SHORT TASK → In the material below, find each line holding the string "title" and copy it.

____

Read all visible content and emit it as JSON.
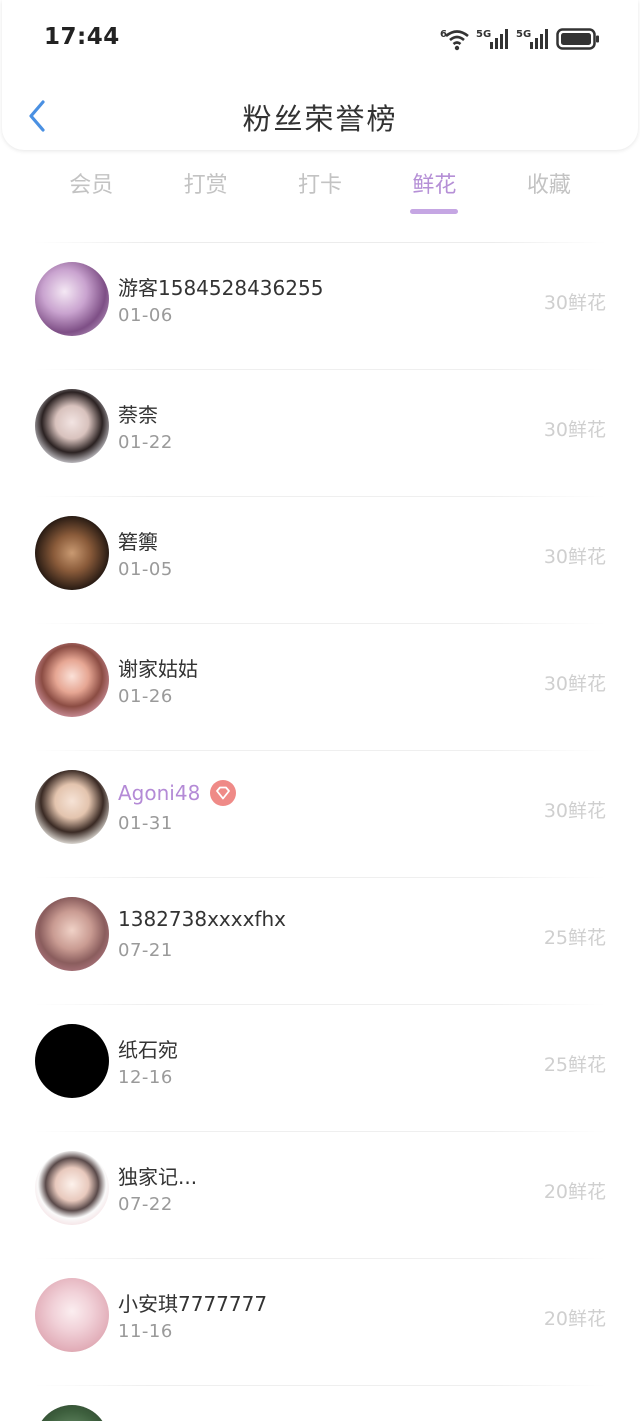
{
  "status_bar": {
    "time": "17:44",
    "wifi_label": "6",
    "signal1_label": "5G",
    "signal2_label": "5G"
  },
  "header": {
    "title": "粉丝荣誉榜"
  },
  "tabs": [
    {
      "label": "会员"
    },
    {
      "label": "打赏"
    },
    {
      "label": "打卡"
    },
    {
      "label": "鲜花",
      "active": true
    },
    {
      "label": "收藏"
    }
  ],
  "fans": [
    {
      "name": "游客1584528436255",
      "date": "01-06",
      "amount": "30鲜花",
      "vip": false
    },
    {
      "name": "萘柰",
      "date": "01-22",
      "amount": "30鲜花",
      "vip": false
    },
    {
      "name": "箬籞",
      "date": "01-05",
      "amount": "30鲜花",
      "vip": false
    },
    {
      "name": "谢家姑姑",
      "date": "01-26",
      "amount": "30鲜花",
      "vip": false
    },
    {
      "name": "Agoni48",
      "date": "01-31",
      "amount": "30鲜花",
      "vip": true
    },
    {
      "name": "1382738xxxxfhx",
      "date": "07-21",
      "amount": "25鲜花",
      "vip": false
    },
    {
      "name": "纸石宛",
      "date": "12-16",
      "amount": "25鲜花",
      "vip": false
    },
    {
      "name": "独家记...",
      "date": "07-22",
      "amount": "20鲜花",
      "vip": false
    },
    {
      "name": "小安琪7777777",
      "date": "11-16",
      "amount": "20鲜花",
      "vip": false
    }
  ],
  "colors": {
    "accent": "#b58fd6",
    "badge": "#ef8a87",
    "muted": "#cfcfcf"
  }
}
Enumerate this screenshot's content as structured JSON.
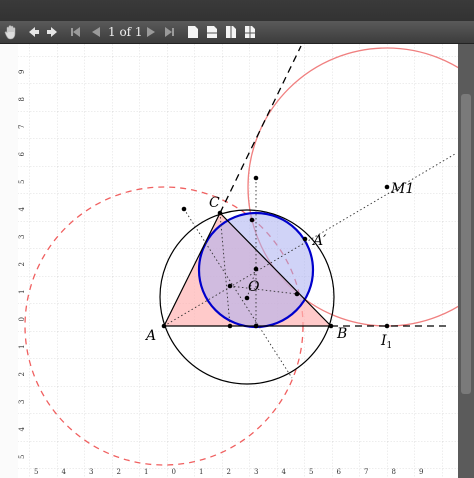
{
  "toolbar": {
    "page_indicator": "1 of 1",
    "icons": [
      "hand-icon",
      "back-icon",
      "forward-icon",
      "first-page-icon",
      "previous-page-icon",
      "next-page-icon",
      "last-page-icon",
      "single-page-icon",
      "continuous-icon",
      "facing-icon",
      "continuous-facing-icon"
    ]
  },
  "figure": {
    "points": {
      "A": "A",
      "B": "B",
      "C": "C",
      "O": "O",
      "A_prime": "A′",
      "I1_base": "I",
      "I1_sub": "1",
      "M1": "M1"
    },
    "x_ticks": [
      "5",
      "4",
      "3",
      "2",
      "1",
      "0",
      "1",
      "2",
      "3",
      "4",
      "5",
      "6",
      "7",
      "8",
      "9"
    ],
    "y_ticks": [
      "9",
      "8",
      "7",
      "6",
      "5",
      "4",
      "3",
      "2",
      "1",
      "0",
      "1",
      "2",
      "3",
      "4",
      "5"
    ],
    "colors": {
      "grid": "#cfcfcf",
      "triangle_fill": "#ffb3b3",
      "incircle_stroke": "#0000cc",
      "incircle_fill": "#a9aef0",
      "dashed_circle": "#f06060",
      "excircle": "#f08080",
      "circumcircle": "#000000"
    }
  }
}
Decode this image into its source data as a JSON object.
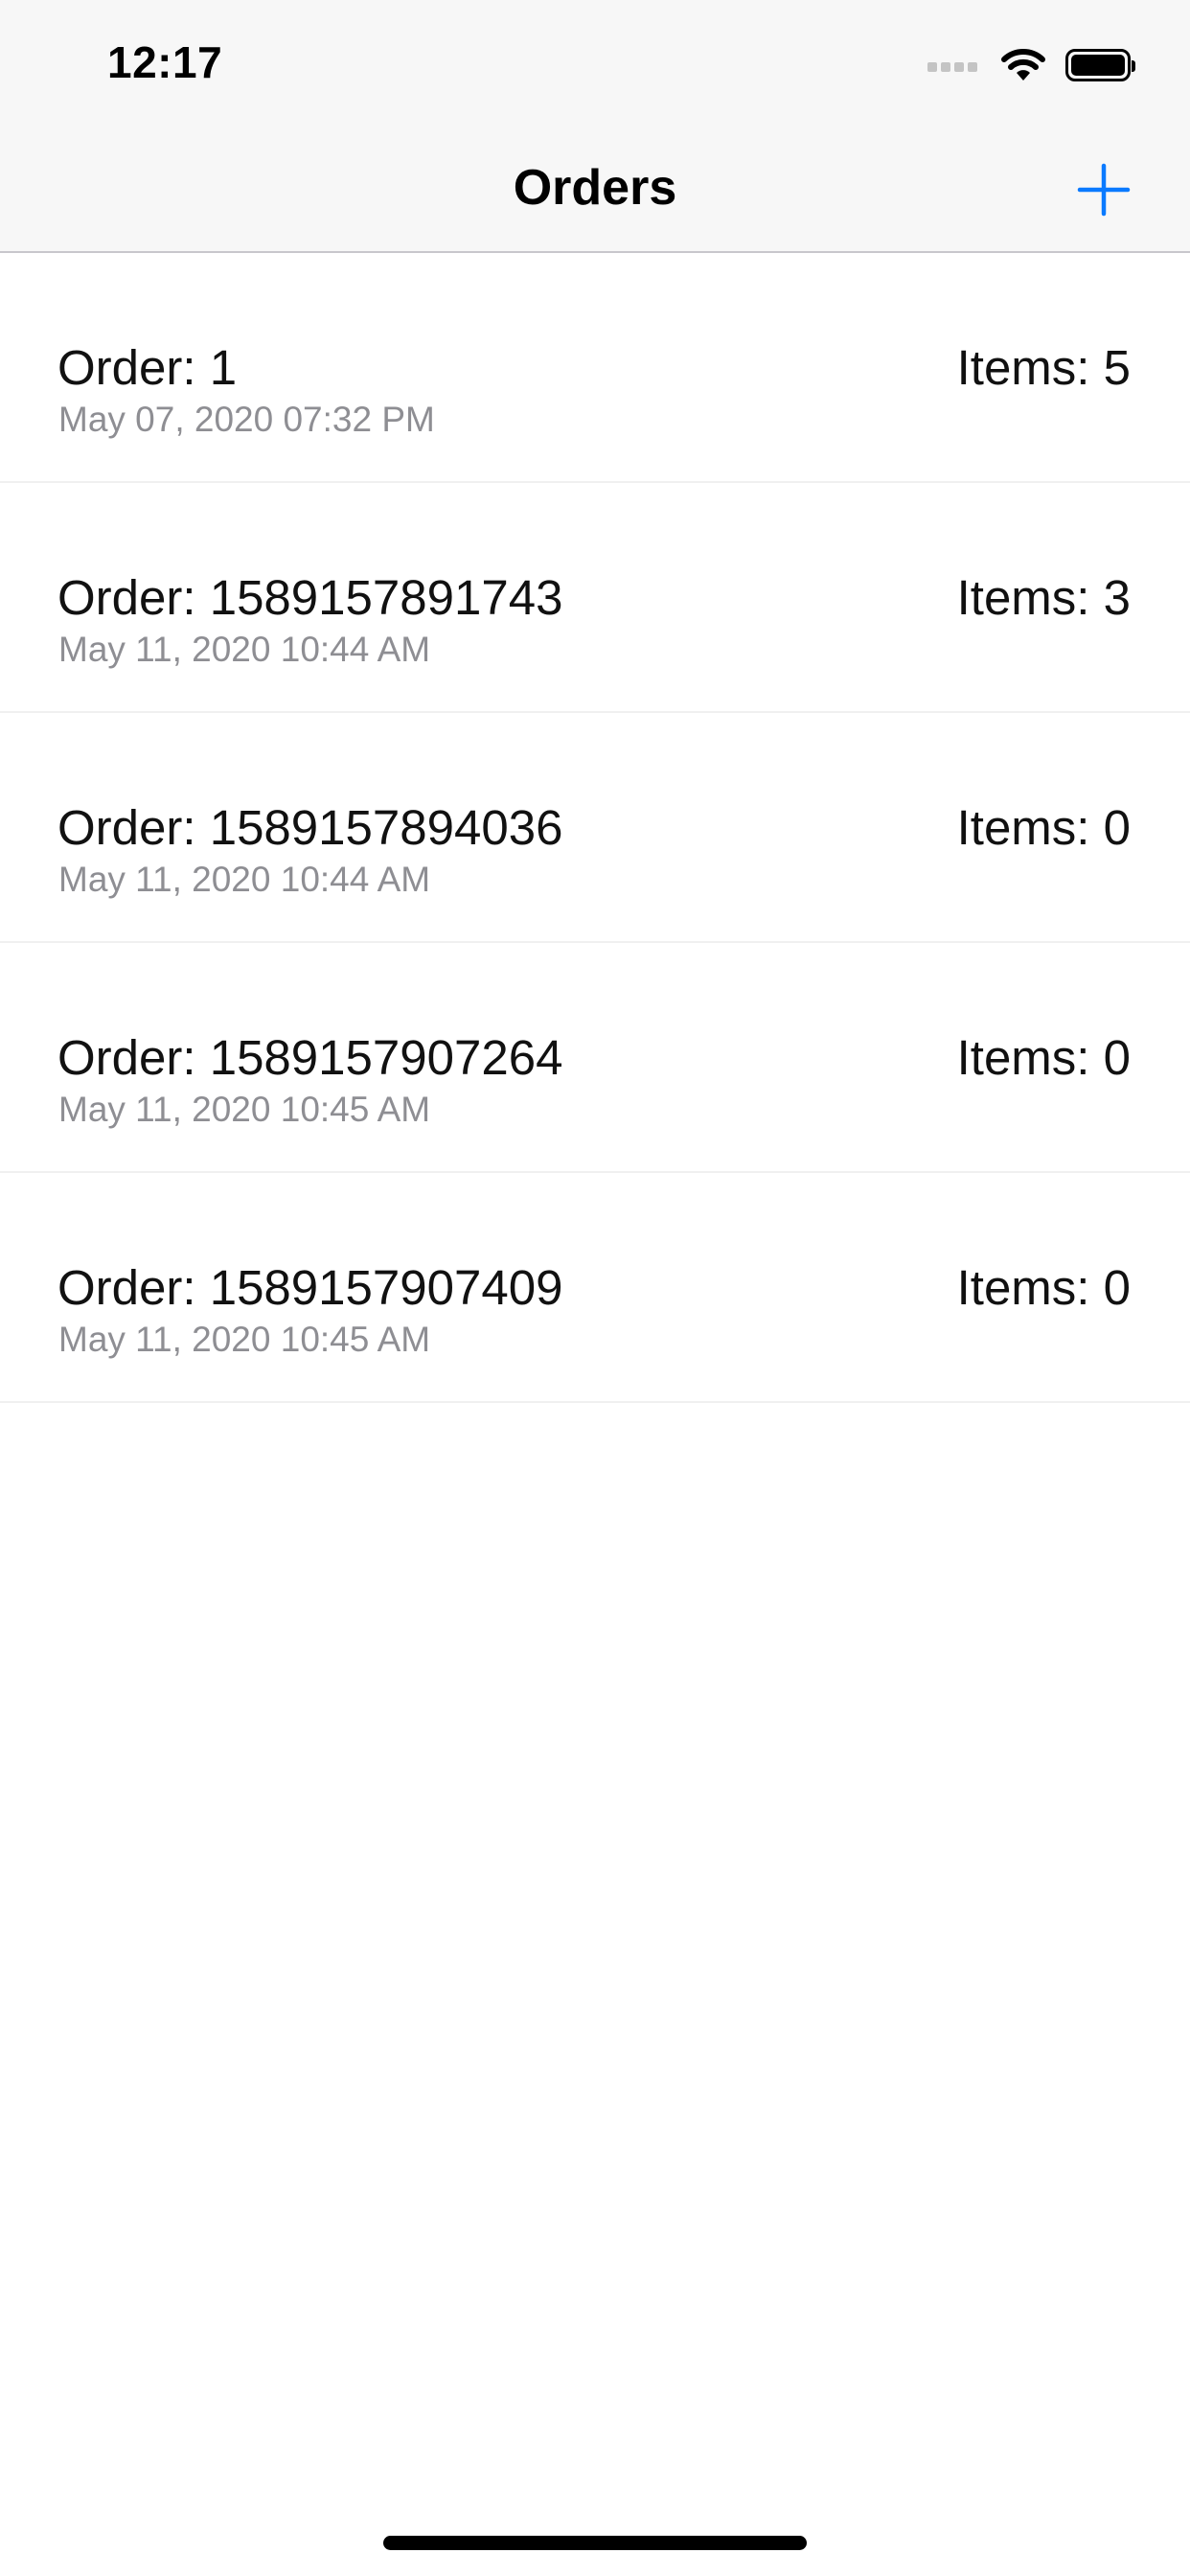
{
  "status_bar": {
    "time": "12:17",
    "icons": [
      "cellular-signal-icon",
      "wifi-icon",
      "battery-icon"
    ]
  },
  "nav": {
    "title": "Orders",
    "add_icon": "plus-icon",
    "accent_color": "#0a7aff"
  },
  "orders": [
    {
      "title": "Order: 1",
      "date": "May 07, 2020 07:32 PM",
      "items": "Items: 5"
    },
    {
      "title": "Order: 1589157891743",
      "date": "May 11, 2020 10:44 AM",
      "items": "Items: 3"
    },
    {
      "title": "Order: 1589157894036",
      "date": "May 11, 2020 10:44 AM",
      "items": "Items: 0"
    },
    {
      "title": "Order: 1589157907264",
      "date": "May 11, 2020 10:45 AM",
      "items": "Items: 0"
    },
    {
      "title": "Order: 1589157907409",
      "date": "May 11, 2020 10:45 AM",
      "items": "Items: 0"
    }
  ]
}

____

THE SOLUTION →
    "title": "粉丝荣誉榜"
    "title": "Orders",
      "title": "Order: 1",
      "title": "Order: 1589157891743",
      "title": "Order: 1589157894036",
      "title": "Order: 1589157907264",
      "title": "Order: 1589157907409",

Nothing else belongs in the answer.